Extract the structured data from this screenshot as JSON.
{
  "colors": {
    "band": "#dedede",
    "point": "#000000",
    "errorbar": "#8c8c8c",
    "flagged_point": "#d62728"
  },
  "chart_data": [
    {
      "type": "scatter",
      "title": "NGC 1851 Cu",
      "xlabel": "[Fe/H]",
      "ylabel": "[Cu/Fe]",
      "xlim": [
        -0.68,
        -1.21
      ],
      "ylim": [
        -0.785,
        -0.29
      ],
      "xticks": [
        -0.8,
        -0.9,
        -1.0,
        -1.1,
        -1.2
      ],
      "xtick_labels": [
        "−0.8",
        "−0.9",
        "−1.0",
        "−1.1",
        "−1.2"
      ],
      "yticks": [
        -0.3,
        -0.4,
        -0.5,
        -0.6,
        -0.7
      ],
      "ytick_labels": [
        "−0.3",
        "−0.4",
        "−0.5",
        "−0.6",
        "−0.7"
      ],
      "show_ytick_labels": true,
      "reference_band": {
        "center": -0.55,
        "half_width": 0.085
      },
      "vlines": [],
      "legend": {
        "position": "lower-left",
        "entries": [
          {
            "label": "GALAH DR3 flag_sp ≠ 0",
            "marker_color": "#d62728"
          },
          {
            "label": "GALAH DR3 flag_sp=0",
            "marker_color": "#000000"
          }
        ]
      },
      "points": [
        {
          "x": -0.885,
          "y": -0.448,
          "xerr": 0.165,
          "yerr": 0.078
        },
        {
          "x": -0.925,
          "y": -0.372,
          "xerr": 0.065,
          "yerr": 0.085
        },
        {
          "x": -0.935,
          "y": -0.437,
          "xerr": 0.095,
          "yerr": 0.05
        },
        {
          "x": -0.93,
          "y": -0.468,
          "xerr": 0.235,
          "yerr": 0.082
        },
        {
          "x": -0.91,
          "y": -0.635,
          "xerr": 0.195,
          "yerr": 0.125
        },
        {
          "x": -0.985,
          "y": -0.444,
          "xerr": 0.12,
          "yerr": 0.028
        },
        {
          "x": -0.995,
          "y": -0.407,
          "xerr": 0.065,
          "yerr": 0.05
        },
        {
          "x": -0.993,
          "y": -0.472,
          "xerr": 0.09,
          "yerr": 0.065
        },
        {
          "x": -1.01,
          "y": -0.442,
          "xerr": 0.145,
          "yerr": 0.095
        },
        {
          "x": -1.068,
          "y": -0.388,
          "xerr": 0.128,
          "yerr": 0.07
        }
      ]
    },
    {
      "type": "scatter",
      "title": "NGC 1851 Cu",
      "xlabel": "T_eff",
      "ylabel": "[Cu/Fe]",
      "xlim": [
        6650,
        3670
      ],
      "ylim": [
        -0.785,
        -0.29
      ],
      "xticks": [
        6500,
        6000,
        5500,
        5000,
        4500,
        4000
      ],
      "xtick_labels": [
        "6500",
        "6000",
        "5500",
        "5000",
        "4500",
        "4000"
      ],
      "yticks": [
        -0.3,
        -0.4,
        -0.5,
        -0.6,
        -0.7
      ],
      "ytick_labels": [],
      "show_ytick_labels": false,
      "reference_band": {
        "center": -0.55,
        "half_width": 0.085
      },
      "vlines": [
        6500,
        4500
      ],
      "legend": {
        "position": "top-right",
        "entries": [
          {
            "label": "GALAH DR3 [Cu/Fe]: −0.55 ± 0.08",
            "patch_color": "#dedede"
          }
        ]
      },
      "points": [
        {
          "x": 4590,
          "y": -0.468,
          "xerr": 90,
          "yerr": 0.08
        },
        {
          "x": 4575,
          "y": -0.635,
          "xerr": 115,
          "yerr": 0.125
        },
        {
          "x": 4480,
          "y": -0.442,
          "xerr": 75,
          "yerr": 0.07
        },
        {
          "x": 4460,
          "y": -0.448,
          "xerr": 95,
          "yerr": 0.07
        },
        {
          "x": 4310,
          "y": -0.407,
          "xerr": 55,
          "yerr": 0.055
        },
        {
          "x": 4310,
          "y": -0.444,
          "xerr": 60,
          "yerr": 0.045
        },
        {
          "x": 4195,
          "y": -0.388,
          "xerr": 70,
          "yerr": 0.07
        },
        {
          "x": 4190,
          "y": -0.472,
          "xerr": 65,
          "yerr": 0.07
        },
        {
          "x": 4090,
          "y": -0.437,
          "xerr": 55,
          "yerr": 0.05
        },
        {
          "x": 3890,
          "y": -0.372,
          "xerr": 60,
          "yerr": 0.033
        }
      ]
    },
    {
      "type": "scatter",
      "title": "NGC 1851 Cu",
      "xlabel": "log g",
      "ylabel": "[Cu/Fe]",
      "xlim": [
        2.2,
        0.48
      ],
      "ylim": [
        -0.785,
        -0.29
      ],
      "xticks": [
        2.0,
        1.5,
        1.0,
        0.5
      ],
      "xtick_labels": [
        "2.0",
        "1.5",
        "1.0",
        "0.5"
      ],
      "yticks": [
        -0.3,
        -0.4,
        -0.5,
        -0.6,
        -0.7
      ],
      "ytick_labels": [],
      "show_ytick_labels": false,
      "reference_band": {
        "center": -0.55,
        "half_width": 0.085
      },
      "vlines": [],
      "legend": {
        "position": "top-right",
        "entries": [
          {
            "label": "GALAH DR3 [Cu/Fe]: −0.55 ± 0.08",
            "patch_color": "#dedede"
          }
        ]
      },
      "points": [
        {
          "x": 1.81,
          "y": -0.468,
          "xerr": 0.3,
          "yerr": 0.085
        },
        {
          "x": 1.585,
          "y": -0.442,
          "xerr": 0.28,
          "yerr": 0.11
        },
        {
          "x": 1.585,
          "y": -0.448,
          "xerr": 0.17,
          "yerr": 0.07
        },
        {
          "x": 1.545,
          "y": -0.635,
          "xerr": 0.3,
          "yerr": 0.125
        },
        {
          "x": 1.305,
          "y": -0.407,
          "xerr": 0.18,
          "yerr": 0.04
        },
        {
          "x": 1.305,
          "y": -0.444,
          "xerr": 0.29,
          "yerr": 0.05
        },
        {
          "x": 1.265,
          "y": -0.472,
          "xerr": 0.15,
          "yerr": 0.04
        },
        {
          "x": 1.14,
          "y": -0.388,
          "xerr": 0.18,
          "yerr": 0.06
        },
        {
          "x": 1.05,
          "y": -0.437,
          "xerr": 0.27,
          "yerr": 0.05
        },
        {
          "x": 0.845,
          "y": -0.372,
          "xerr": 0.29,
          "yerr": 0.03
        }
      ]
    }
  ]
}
# # #
→ DESCRIPTION OF THE TASK
Repeat all the records. Match each line exactly.

→ RESULT OF THE EXERCISE
Extract the structured data from this screenshot as JSON.
{
  "colors": {
    "band": "#dedede",
    "point": "#000000",
    "errorbar": "#8c8c8c",
    "flagged_point": "#d62728"
  },
  "chart_data": [
    {
      "type": "scatter",
      "title": "NGC 1851 Cu",
      "xlabel": "[Fe/H]",
      "ylabel": "[Cu/Fe]",
      "xlim": [
        -0.68,
        -1.21
      ],
      "ylim": [
        -0.785,
        -0.29
      ],
      "xticks": [
        -0.8,
        -0.9,
        -1.0,
        -1.1,
        -1.2
      ],
      "xtick_labels": [
        "−0.8",
        "−0.9",
        "−1.0",
        "−1.1",
        "−1.2"
      ],
      "yticks": [
        -0.3,
        -0.4,
        -0.5,
        -0.6,
        -0.7
      ],
      "ytick_labels": [
        "−0.3",
        "−0.4",
        "−0.5",
        "−0.6",
        "−0.7"
      ],
      "show_ytick_labels": true,
      "reference_band": {
        "center": -0.55,
        "half_width": 0.085
      },
      "vlines": [],
      "legend": {
        "position": "lower-left",
        "entries": [
          {
            "label": "GALAH DR3 flag_sp ≠ 0",
            "marker_color": "#d62728"
          },
          {
            "label": "GALAH DR3 flag_sp=0",
            "marker_color": "#000000"
          }
        ]
      },
      "points": [
        {
          "x": -0.885,
          "y": -0.448,
          "xerr": 0.165,
          "yerr": 0.078
        },
        {
          "x": -0.925,
          "y": -0.372,
          "xerr": 0.065,
          "yerr": 0.085
        },
        {
          "x": -0.935,
          "y": -0.437,
          "xerr": 0.095,
          "yerr": 0.05
        },
        {
          "x": -0.93,
          "y": -0.468,
          "xerr": 0.235,
          "yerr": 0.082
        },
        {
          "x": -0.91,
          "y": -0.635,
          "xerr": 0.195,
          "yerr": 0.125
        },
        {
          "x": -0.985,
          "y": -0.444,
          "xerr": 0.12,
          "yerr": 0.028
        },
        {
          "x": -0.995,
          "y": -0.407,
          "xerr": 0.065,
          "yerr": 0.05
        },
        {
          "x": -0.993,
          "y": -0.472,
          "xerr": 0.09,
          "yerr": 0.065
        },
        {
          "x": -1.01,
          "y": -0.442,
          "xerr": 0.145,
          "yerr": 0.095
        },
        {
          "x": -1.068,
          "y": -0.388,
          "xerr": 0.128,
          "yerr": 0.07
        }
      ]
    },
    {
      "type": "scatter",
      "title": "NGC 1851 Cu",
      "xlabel": "T_eff",
      "ylabel": "[Cu/Fe]",
      "xlim": [
        6650,
        3670
      ],
      "ylim": [
        -0.785,
        -0.29
      ],
      "xticks": [
        6500,
        6000,
        5500,
        5000,
        4500,
        4000
      ],
      "xtick_labels": [
        "6500",
        "6000",
        "5500",
        "5000",
        "4500",
        "4000"
      ],
      "yticks": [
        -0.3,
        -0.4,
        -0.5,
        -0.6,
        -0.7
      ],
      "ytick_labels": [],
      "show_ytick_labels": false,
      "reference_band": {
        "center": -0.55,
        "half_width": 0.085
      },
      "vlines": [
        6500,
        4500
      ],
      "legend": {
        "position": "top-right",
        "entries": [
          {
            "label": "GALAH DR3 [Cu/Fe]: −0.55 ± 0.08",
            "patch_color": "#dedede"
          }
        ]
      },
      "points": [
        {
          "x": 4590,
          "y": -0.468,
          "xerr": 90,
          "yerr": 0.08
        },
        {
          "x": 4575,
          "y": -0.635,
          "xerr": 115,
          "yerr": 0.125
        },
        {
          "x": 4480,
          "y": -0.442,
          "xerr": 75,
          "yerr": 0.07
        },
        {
          "x": 4460,
          "y": -0.448,
          "xerr": 95,
          "yerr": 0.07
        },
        {
          "x": 4310,
          "y": -0.407,
          "xerr": 55,
          "yerr": 0.055
        },
        {
          "x": 4310,
          "y": -0.444,
          "xerr": 60,
          "yerr": 0.045
        },
        {
          "x": 4195,
          "y": -0.388,
          "xerr": 70,
          "yerr": 0.07
        },
        {
          "x": 4190,
          "y": -0.472,
          "xerr": 65,
          "yerr": 0.07
        },
        {
          "x": 4090,
          "y": -0.437,
          "xerr": 55,
          "yerr": 0.05
        },
        {
          "x": 3890,
          "y": -0.372,
          "xerr": 60,
          "yerr": 0.033
        }
      ]
    },
    {
      "type": "scatter",
      "title": "NGC 1851 Cu",
      "xlabel": "log g",
      "ylabel": "[Cu/Fe]",
      "xlim": [
        2.2,
        0.48
      ],
      "ylim": [
        -0.785,
        -0.29
      ],
      "xticks": [
        2.0,
        1.5,
        1.0,
        0.5
      ],
      "xtick_labels": [
        "2.0",
        "1.5",
        "1.0",
        "0.5"
      ],
      "yticks": [
        -0.3,
        -0.4,
        -0.5,
        -0.6,
        -0.7
      ],
      "ytick_labels": [],
      "show_ytick_labels": false,
      "reference_band": {
        "center": -0.55,
        "half_width": 0.085
      },
      "vlines": [],
      "legend": {
        "position": "top-right",
        "entries": [
          {
            "label": "GALAH DR3 [Cu/Fe]: −0.55 ± 0.08",
            "patch_color": "#dedede"
          }
        ]
      },
      "points": [
        {
          "x": 1.81,
          "y": -0.468,
          "xerr": 0.3,
          "yerr": 0.085
        },
        {
          "x": 1.585,
          "y": -0.442,
          "xerr": 0.28,
          "yerr": 0.11
        },
        {
          "x": 1.585,
          "y": -0.448,
          "xerr": 0.17,
          "yerr": 0.07
        },
        {
          "x": 1.545,
          "y": -0.635,
          "xerr": 0.3,
          "yerr": 0.125
        },
        {
          "x": 1.305,
          "y": -0.407,
          "xerr": 0.18,
          "yerr": 0.04
        },
        {
          "x": 1.305,
          "y": -0.444,
          "xerr": 0.29,
          "yerr": 0.05
        },
        {
          "x": 1.265,
          "y": -0.472,
          "xerr": 0.15,
          "yerr": 0.04
        },
        {
          "x": 1.14,
          "y": -0.388,
          "xerr": 0.18,
          "yerr": 0.06
        },
        {
          "x": 1.05,
          "y": -0.437,
          "xerr": 0.27,
          "yerr": 0.05
        },
        {
          "x": 0.845,
          "y": -0.372,
          "xerr": 0.29,
          "yerr": 0.03
        }
      ]
    }
  ]
}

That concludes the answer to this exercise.